ЗАДАНИЕ:
Напишите продолжение приведенного ниже отрывка о курьезных деталях в ранних рассказах Лейкина, начиная сразу после его последнего предложения.

ИСТОЧНИК:
^^^^

Уже в первых рассказах Лейкина, помеченных подзаголовком «сцены», находим единичную или редкую, курьезную деталь, относящуюся к внешности, поведению персонажей, обстановке. «На другой день поутру у крыльца с навесом, около ушата с помоями, на поверхности которых плавали обглоданные лимонные корки, уголья, вытрясенные из самовара, и яичная скорлупа[281], стояли две женщины» («Похороны. Сцены». – В кн.: Лейкин Н. А. Повести, рассказы и драматические сочинения. Т. I. СПб., 1871). «Мужики вошли в столовую <…> парильщик кашлянул, хотел плюнуть, но, не нашедши на полу приличного места, плюнул в руку и отер ее о тулуп» («Новый год. Сцены». – В кн.: Лейкин Н. А. Сцены из купеческого быта. СПб, 1871). «Двор был грязный; попадались какие-то навесы с стоящими под ними телегами, амбары; на дверях одного из амбаров было написано: „я картина, а ты скотина“ («У гадалки». – В сб. «Неунывающие россияне». СПб., 1879).

^^^^

СОБРАННЫЕ ДАННЫЕ:
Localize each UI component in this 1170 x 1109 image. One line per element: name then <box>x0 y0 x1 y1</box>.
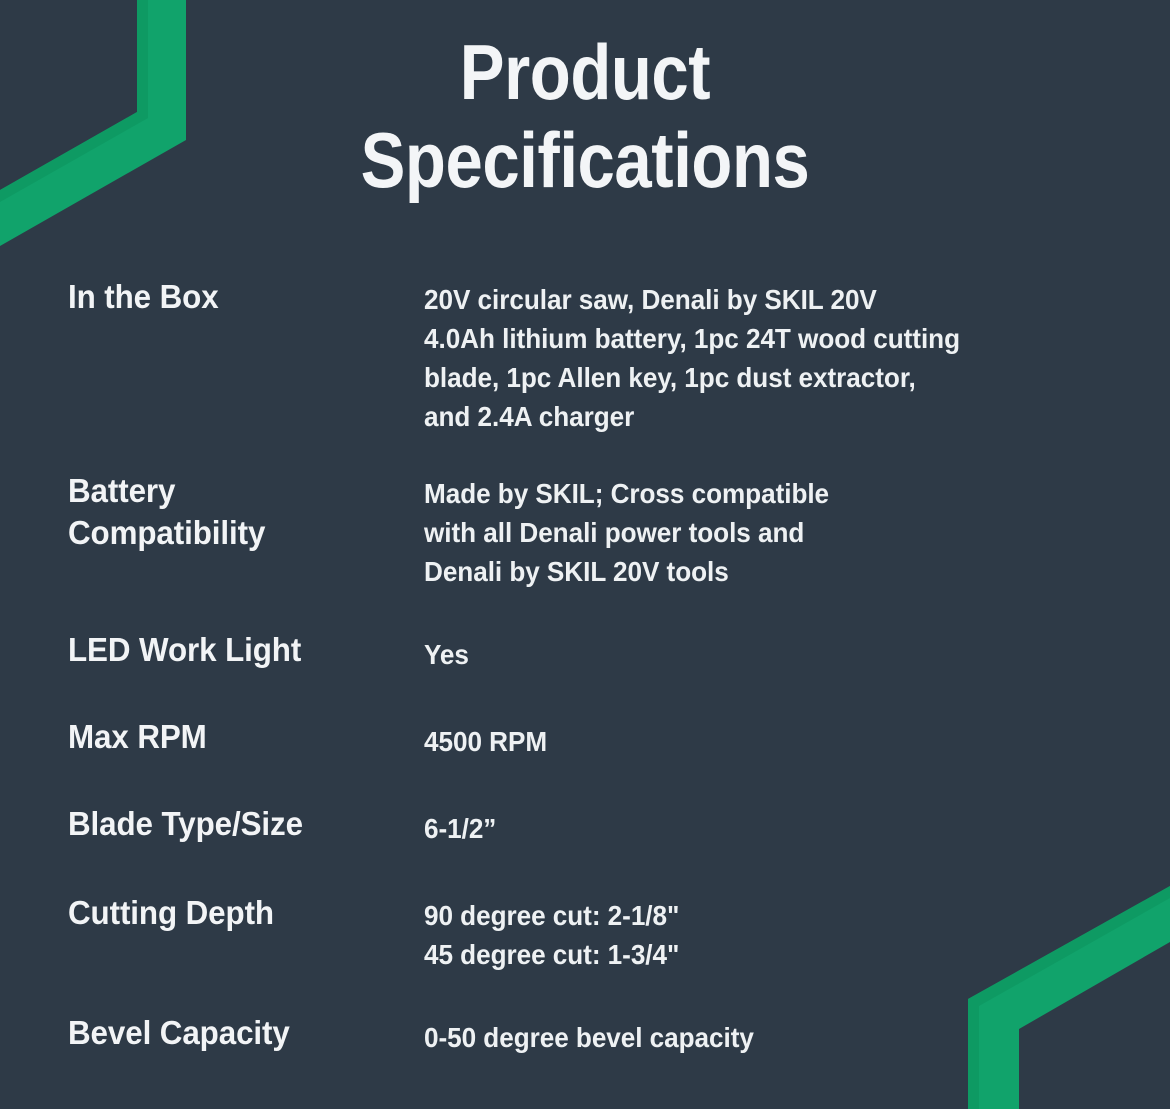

^^^^

ОТВЕТ:
Правда, предметы этого рода не могли присутствовать в сценке в таком изобилии, как в натуралистическом романе 80-х годов, – из-за краткости собственно повествования. Но сценка показывала возможность включения такого предмета, она прививала вкус к детали, не связанной с основной темой, а возникшей здесь же, в процессе действия, детали ситуационной, сиюминутной.

5

После опыта натуральной школы русская литература сохранила внимание к вещи и даже усилила его (в социально направленном аспекте у шестидесятников). Но литературное мышление менялось – это было уже другое внимание.

Натуральная школа внимательна к подробностям, даже мелочна и микроскопична. Но суть ее к ним отношения очень точно выразил Ап. Григорьев: «Манера натуральной школы состоит в описании частных, случайных подробностей действительности, в придаче всему случайному значения необходимости»[282]. Предмет у нее существовал как предмет для – для изображения сословия, профессии, уклада, типа, картины. Теперь, в 70–90-е годы, введение вещи уже не было так жестко детерминировано конкретным заданием. Возрос интерес к предмету вообще.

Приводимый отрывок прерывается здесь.